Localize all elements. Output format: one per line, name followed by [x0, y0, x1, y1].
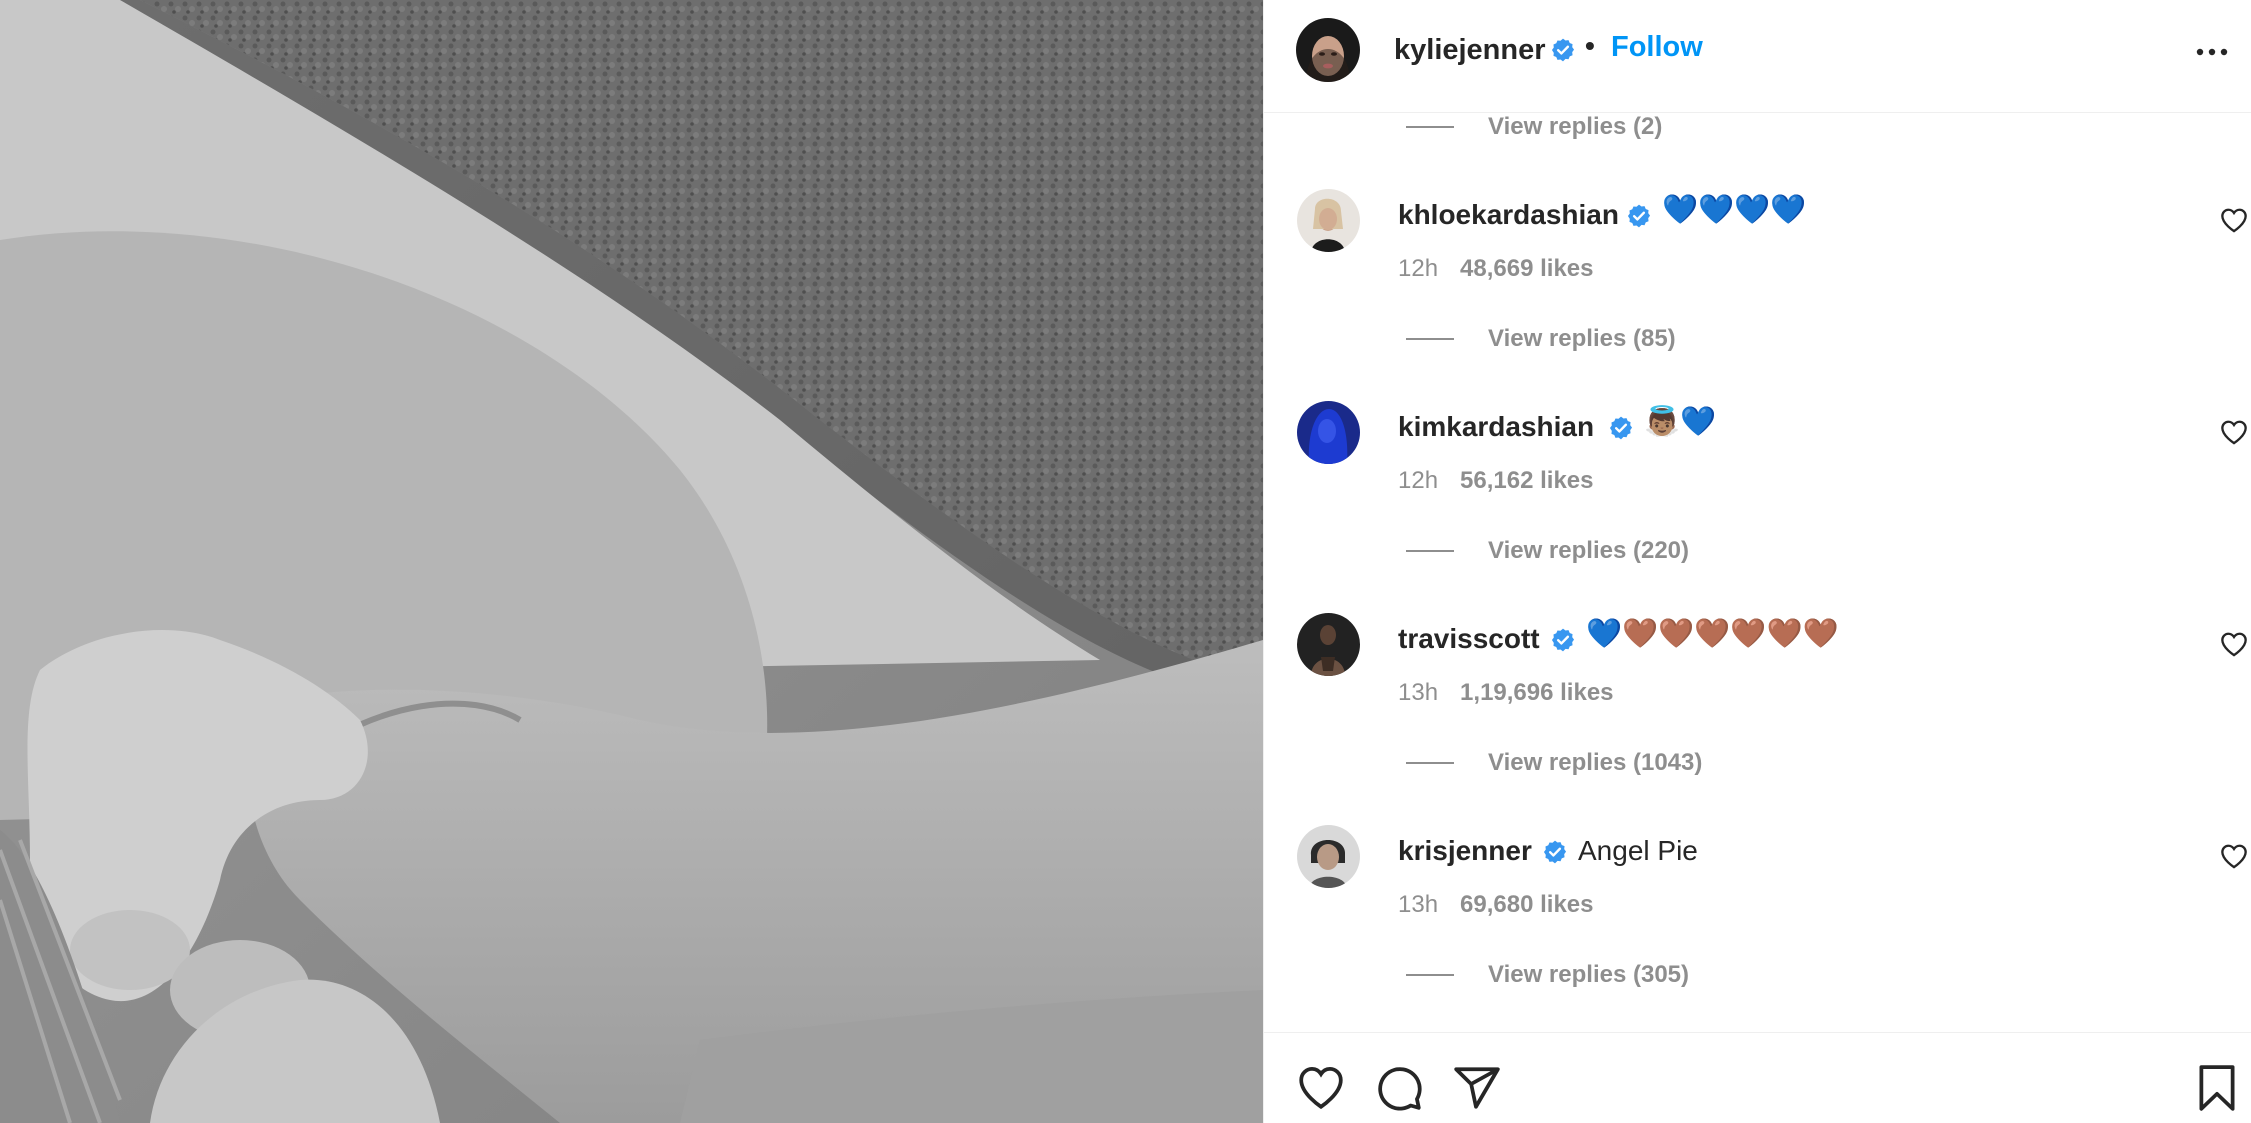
- author-avatar[interactable]: [1296, 18, 1360, 82]
- commenter-avatar[interactable]: [1297, 401, 1360, 464]
- bookmark-icon[interactable]: [2192, 1063, 2242, 1113]
- view-replies-button[interactable]: View replies (85): [1406, 322, 1676, 356]
- comment-meta: 12h 56,162 likes: [1398, 467, 1594, 495]
- comment-meta: 13h 1,19,696 likes: [1398, 679, 1614, 707]
- comment-username[interactable]: krisjenner: [1398, 835, 1532, 867]
- view-replies-label: View replies (2): [1488, 113, 1663, 140]
- verified-badge-icon: [1626, 203, 1652, 229]
- heart-icon[interactable]: [2220, 207, 2248, 233]
- comment-username[interactable]: kimkardashian: [1398, 411, 1594, 443]
- heart-icon[interactable]: [1296, 1063, 1346, 1113]
- comment-text: Angel Pie: [1578, 835, 1698, 866]
- replies-divider: [1406, 550, 1454, 552]
- comment-time: 13h: [1398, 891, 1439, 918]
- comment-time: 12h: [1398, 467, 1439, 494]
- view-replies-button[interactable]: View replies (2): [1406, 110, 1662, 144]
- comment-item: khloekardashian 💙💙💙💙 12h 48,669 likes: [1264, 189, 2251, 329]
- comment-meta: 13h 69,680 likes: [1398, 891, 1594, 919]
- comments-panel: kyliejenner • Follow View replies (2) kh…: [1263, 0, 2251, 1123]
- more-options-icon[interactable]: [2192, 38, 2232, 66]
- comment-item: krisjenner Angel Pie 13h 69,680 likes: [1264, 825, 2251, 965]
- replies-divider: [1406, 126, 1454, 128]
- view-replies-button[interactable]: View replies (220): [1406, 534, 1689, 568]
- verified-badge-icon: [1608, 415, 1634, 441]
- follow-button[interactable]: Follow: [1611, 31, 1703, 64]
- comment-icon[interactable]: [1374, 1063, 1424, 1113]
- comment-time: 13h: [1398, 679, 1439, 706]
- comment-meta: 12h 48,669 likes: [1398, 255, 1594, 283]
- author-username[interactable]: kyliejenner: [1394, 34, 1546, 67]
- comment-likes[interactable]: 48,669 likes: [1460, 255, 1593, 282]
- commenter-avatar[interactable]: [1297, 613, 1360, 676]
- comment-item: kimkardashian 👼🏽💙 12h 56,162 likes: [1264, 401, 2251, 541]
- header-separator: •: [1585, 30, 1595, 61]
- heart-icon[interactable]: [2220, 631, 2248, 657]
- verified-badge-icon: [1550, 37, 1576, 63]
- comment-text: 💙🤎🤎🤎🤎🤎🤎: [1586, 618, 1839, 650]
- comment-time: 12h: [1398, 255, 1439, 282]
- photo-image: [0, 0, 1263, 1123]
- view-replies-label: View replies (305): [1488, 961, 1689, 988]
- verified-badge-icon: [1550, 627, 1576, 653]
- comment-likes[interactable]: 1,19,696 likes: [1460, 679, 1613, 706]
- view-replies-label: View replies (1043): [1488, 749, 1703, 776]
- commenter-avatar[interactable]: [1297, 825, 1360, 888]
- view-replies-label: View replies (220): [1488, 537, 1689, 564]
- view-replies-button[interactable]: View replies (1043): [1406, 746, 1702, 780]
- comment-likes[interactable]: 56,162 likes: [1460, 467, 1593, 494]
- comment-username[interactable]: travisscott: [1398, 623, 1540, 655]
- heart-icon[interactable]: [2220, 419, 2248, 445]
- post-header: kyliejenner • Follow: [1264, 0, 2251, 113]
- comment-username[interactable]: khloekardashian: [1398, 199, 1619, 231]
- view-replies-label: View replies (85): [1488, 325, 1676, 352]
- view-replies-button[interactable]: View replies (305): [1406, 958, 1689, 992]
- heart-icon[interactable]: [2220, 843, 2248, 869]
- verified-badge-icon: [1542, 839, 1568, 865]
- commenter-avatar[interactable]: [1297, 189, 1360, 252]
- post-photo: [0, 0, 1263, 1123]
- post-action-bar: [1264, 1032, 2251, 1123]
- comment-text: 👼🏽💙: [1644, 406, 1717, 438]
- replies-divider: [1406, 762, 1454, 764]
- comment-text: 💙💙💙💙: [1662, 194, 1807, 226]
- replies-divider: [1406, 974, 1454, 976]
- share-icon[interactable]: [1452, 1063, 1502, 1113]
- comment-likes[interactable]: 69,680 likes: [1460, 891, 1593, 918]
- replies-divider: [1406, 338, 1454, 340]
- comment-item: travisscott 💙🤎🤎🤎🤎🤎🤎 13h 1,19,696 likes: [1264, 613, 2251, 753]
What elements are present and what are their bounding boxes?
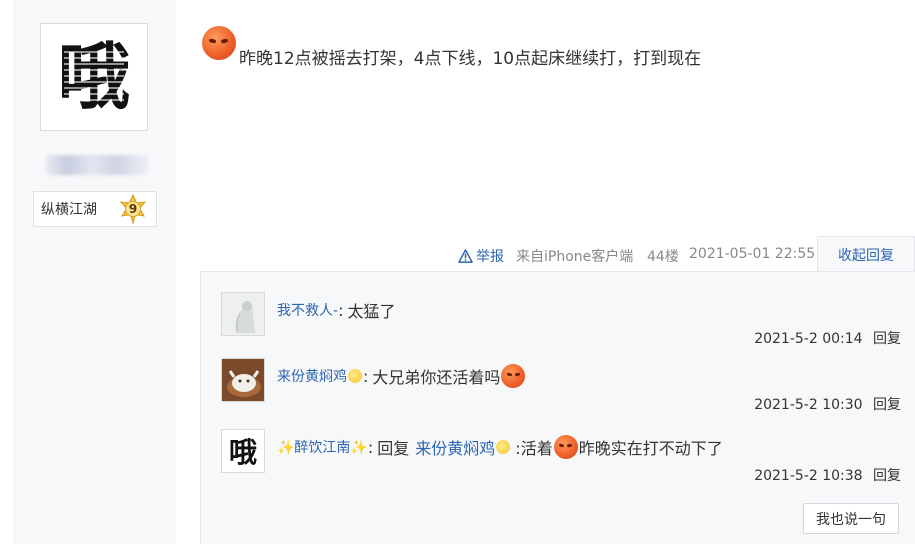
reply-content: :活着: [515, 439, 553, 458]
post-timestamp: 2021-05-01 22:55: [689, 246, 816, 262]
warning-icon: [458, 249, 473, 263]
report-label: 举报: [476, 249, 504, 265]
reply-content-tail: 昨晚实在打不动下了: [578, 439, 723, 458]
reply-avatar[interactable]: 哦: [221, 429, 265, 473]
smile-icon: [348, 369, 362, 383]
post-source: 来自iPhone客户端: [516, 249, 634, 265]
add-comment-button[interactable]: 我也说一句: [803, 503, 899, 534]
floor-number: 44楼: [647, 249, 679, 265]
angry-face-icon: [202, 26, 236, 60]
collapse-replies-button[interactable]: 收起回复: [817, 236, 915, 272]
reply-button[interactable]: 回复: [873, 468, 901, 484]
reply-username[interactable]: ✨醉饮江南✨: [277, 437, 368, 457]
reply-button[interactable]: 回复: [873, 397, 901, 413]
reply-button[interactable]: 回复: [873, 331, 901, 347]
level-number: 9: [128, 202, 138, 216]
reply-content: 大兄弟你还活着吗: [372, 368, 501, 387]
reply-time: 2021-5-2 10:38: [754, 468, 863, 484]
report-link[interactable]: 举报: [458, 246, 504, 266]
reply-item: 来份黄焖鸡 : 大兄弟你还活着吗 2021-5-2 10:30 回复: [221, 358, 911, 430]
reply-avatar[interactable]: [221, 358, 265, 402]
avatar-glyph: 哦: [228, 436, 257, 469]
angry-face-icon: [553, 435, 578, 459]
mention-link[interactable]: 来份黄焖鸡: [415, 435, 495, 459]
level-badge-icon: 9: [118, 194, 148, 224]
reply-username[interactable]: 我不救人-: [277, 300, 338, 320]
post-content: 昨晚12点被摇去打架，4点下线，10点起床继续打，打到现在: [239, 49, 702, 69]
rank-title: 纵横江湖: [41, 202, 97, 218]
smile-icon: [496, 440, 511, 454]
author-avatar[interactable]: 哦: [40, 23, 148, 131]
reply-prefix: 回复: [377, 439, 410, 458]
reply-content: 太猛了: [347, 302, 396, 321]
reply-item: 哦 ✨醉饮江南✨ : 回复 来份黄焖鸡 :活着 昨晚实在打不动下了 2021-5…: [221, 429, 911, 501]
reply-avatar[interactable]: [221, 292, 265, 336]
author-name-blurred[interactable]: [46, 155, 148, 175]
reply-username[interactable]: 来份黄焖鸡: [277, 366, 347, 386]
reply-time: 2021-5-2 00:14: [754, 331, 863, 347]
reply-item: 我不救人- : 太猛了 2021-5-2 00:14 回复: [221, 292, 911, 364]
author-rank[interactable]: 纵横江湖 9: [33, 191, 157, 227]
angry-face-icon: [501, 364, 526, 388]
reply-time: 2021-5-2 10:30: [754, 397, 863, 413]
post-meta: 举报 来自iPhone客户端 44楼 2021-05-01 22:55: [0, 242, 915, 272]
_____
**GESTELD DOEL:** Kun je de regels van alle items hierboven woord voor woord overnemen? Laat de afbeeldingen daarbij weg.

**ANTWOORD OP OEFENING:**
Localize all elements. Output format: one per line, name followed by [x0, y0, x1, y1].
- author-avatar[interactable]: [1296, 18, 1360, 82]
- commenter-avatar[interactable]: [1297, 401, 1360, 464]
- bookmark-icon[interactable]: [2192, 1063, 2242, 1113]
- view-replies-button[interactable]: View replies (85): [1406, 322, 1676, 356]
- comment-meta: 12h 56,162 likes: [1398, 467, 1594, 495]
- comment-meta: 13h 1,19,696 likes: [1398, 679, 1614, 707]
- comment-username[interactable]: krisjenner: [1398, 835, 1532, 867]
- view-replies-label: View replies (2): [1488, 113, 1663, 140]
- verified-badge-icon: [1626, 203, 1652, 229]
- heart-icon[interactable]: [2220, 207, 2248, 233]
- comment-username[interactable]: kimkardashian: [1398, 411, 1594, 443]
- heart-icon[interactable]: [1296, 1063, 1346, 1113]
- comment-text: Angel Pie: [1578, 835, 1698, 866]
- replies-divider: [1406, 550, 1454, 552]
- comment-time: 13h: [1398, 891, 1439, 918]
- comment-time: 12h: [1398, 467, 1439, 494]
- view-replies-button[interactable]: View replies (2): [1406, 110, 1662, 144]
- comment-item: khloekardashian 💙💙💙💙 12h 48,669 likes: [1264, 189, 2251, 329]
- comment-meta: 13h 69,680 likes: [1398, 891, 1594, 919]
- comments-panel: kyliejenner • Follow View replies (2) kh…: [1263, 0, 2251, 1123]
- more-options-icon[interactable]: [2192, 38, 2232, 66]
- comment-item: krisjenner Angel Pie 13h 69,680 likes: [1264, 825, 2251, 965]
- replies-divider: [1406, 126, 1454, 128]
- view-replies-button[interactable]: View replies (220): [1406, 534, 1689, 568]
- verified-badge-icon: [1608, 415, 1634, 441]
- follow-button[interactable]: Follow: [1611, 31, 1703, 64]
- comment-icon[interactable]: [1374, 1063, 1424, 1113]
- comment-time: 13h: [1398, 679, 1439, 706]
- comment-meta: 12h 48,669 likes: [1398, 255, 1594, 283]
- author-username[interactable]: kyliejenner: [1394, 34, 1546, 67]
- comment-likes[interactable]: 48,669 likes: [1460, 255, 1593, 282]
- commenter-avatar[interactable]: [1297, 613, 1360, 676]
- comment-item: kimkardashian 👼🏽💙 12h 56,162 likes: [1264, 401, 2251, 541]
- header-separator: •: [1585, 30, 1595, 61]
- heart-icon[interactable]: [2220, 631, 2248, 657]
- verified-badge-icon: [1550, 37, 1576, 63]
- comment-text: 💙🤎🤎🤎🤎🤎🤎: [1586, 618, 1839, 650]
- comment-time: 12h: [1398, 255, 1439, 282]
- photo-image: [0, 0, 1263, 1123]
- view-replies-label: View replies (305): [1488, 961, 1689, 988]
- verified-badge-icon: [1550, 627, 1576, 653]
- comment-likes[interactable]: 1,19,696 likes: [1460, 679, 1613, 706]
- view-replies-label: View replies (1043): [1488, 749, 1703, 776]
- commenter-avatar[interactable]: [1297, 825, 1360, 888]
- view-replies-label: View replies (220): [1488, 537, 1689, 564]
- view-replies-button[interactable]: View replies (1043): [1406, 746, 1702, 780]
- comment-likes[interactable]: 56,162 likes: [1460, 467, 1593, 494]
- comment-username[interactable]: travisscott: [1398, 623, 1540, 655]
- heart-icon[interactable]: [2220, 419, 2248, 445]
- post-header: kyliejenner • Follow: [1264, 0, 2251, 113]
- comment-username[interactable]: khloekardashian: [1398, 199, 1619, 231]
- view-replies-label: View replies (85): [1488, 325, 1676, 352]
- view-replies-button[interactable]: View replies (305): [1406, 958, 1689, 992]
- heart-icon[interactable]: [2220, 843, 2248, 869]
- verified-badge-icon: [1542, 839, 1568, 865]
- commenter-avatar[interactable]: [1297, 189, 1360, 252]
- post-photo: [0, 0, 1263, 1123]
- post-action-bar: [1264, 1032, 2251, 1123]
- comment-text: 👼🏽💙: [1644, 406, 1717, 438]
- replies-divider: [1406, 762, 1454, 764]
- comment-text: 💙💙💙💙: [1662, 194, 1807, 226]
- replies-divider: [1406, 974, 1454, 976]
- share-icon[interactable]: [1452, 1063, 1502, 1113]
- comment-likes[interactable]: 69,680 likes: [1460, 891, 1593, 918]
- replies-divider: [1406, 338, 1454, 340]
- comment-item: travisscott 💙🤎🤎🤎🤎🤎🤎 13h 1,19,696 likes: [1264, 613, 2251, 753]
What elements are present and what are their bounding boxes?
reply-content: :活着: [515, 439, 553, 458]
post-timestamp: 2021-05-01 22:55: [689, 246, 816, 262]
warning-icon: [458, 249, 473, 263]
report-label: 举报: [476, 249, 504, 265]
reply-content-tail: 昨晚实在打不动下了: [578, 439, 723, 458]
reply-avatar[interactable]: 哦: [221, 429, 265, 473]
smile-icon: [348, 369, 362, 383]
post-source: 来自iPhone客户端: [516, 249, 634, 265]
add-comment-button[interactable]: 我也说一句: [803, 503, 899, 534]
floor-number: 44楼: [647, 249, 679, 265]
angry-face-icon: [202, 26, 236, 60]
collapse-replies-button[interactable]: 收起回复: [817, 236, 915, 272]
reply-button[interactable]: 回复: [873, 468, 901, 484]
reply-username[interactable]: ✨醉饮江南✨: [277, 437, 368, 457]
reply-button[interactable]: 回复: [873, 397, 901, 413]
reply-button[interactable]: 回复: [873, 331, 901, 347]
level-number: 9: [128, 202, 138, 216]
reply-content: 大兄弟你还活着吗: [372, 368, 501, 387]
reply-time: 2021-5-2 10:38: [754, 468, 863, 484]
report-link[interactable]: 举报: [458, 246, 504, 266]
reply-item: 来份黄焖鸡 : 大兄弟你还活着吗 2021-5-2 10:30 回复: [221, 358, 911, 430]
reply-avatar[interactable]: [221, 358, 265, 402]
avatar-glyph: 哦: [228, 436, 257, 469]
angry-face-icon: [553, 435, 578, 459]
mention-link[interactable]: 来份黄焖鸡: [415, 435, 495, 459]
level-badge-icon: 9: [118, 194, 148, 224]
reply-username[interactable]: 我不救人-: [277, 300, 338, 320]
post-content: 昨晚12点被摇去打架，4点下线，10点起床继续打，打到现在: [239, 49, 702, 69]
rank-title: 纵横江湖: [41, 202, 97, 218]
smile-icon: [496, 440, 511, 454]
author-avatar[interactable]: 哦: [40, 23, 148, 131]
reply-prefix: 回复: [377, 439, 410, 458]
reply-content: 太猛了: [347, 302, 396, 321]
reply-item: 哦 ✨醉饮江南✨ : 回复 来份黄焖鸡 :活着 昨晚实在打不动下了 2021-5…: [221, 429, 911, 501]
reply-avatar[interactable]: [221, 292, 265, 336]
author-name-blurred[interactable]: [46, 155, 148, 175]
reply-username[interactable]: 来份黄焖鸡: [277, 366, 347, 386]
reply-time: 2021-5-2 00:14: [754, 331, 863, 347]
reply-item: 我不救人- : 太猛了 2021-5-2 00:14 回复: [221, 292, 911, 364]
author-rank[interactable]: 纵横江湖 9: [33, 191, 157, 227]
angry-face-icon: [501, 364, 526, 388]
reply-time: 2021-5-2 10:30: [754, 397, 863, 413]
post-meta: 举报 来自iPhone客户端 44楼 2021-05-01 22:55: [0, 242, 915, 272]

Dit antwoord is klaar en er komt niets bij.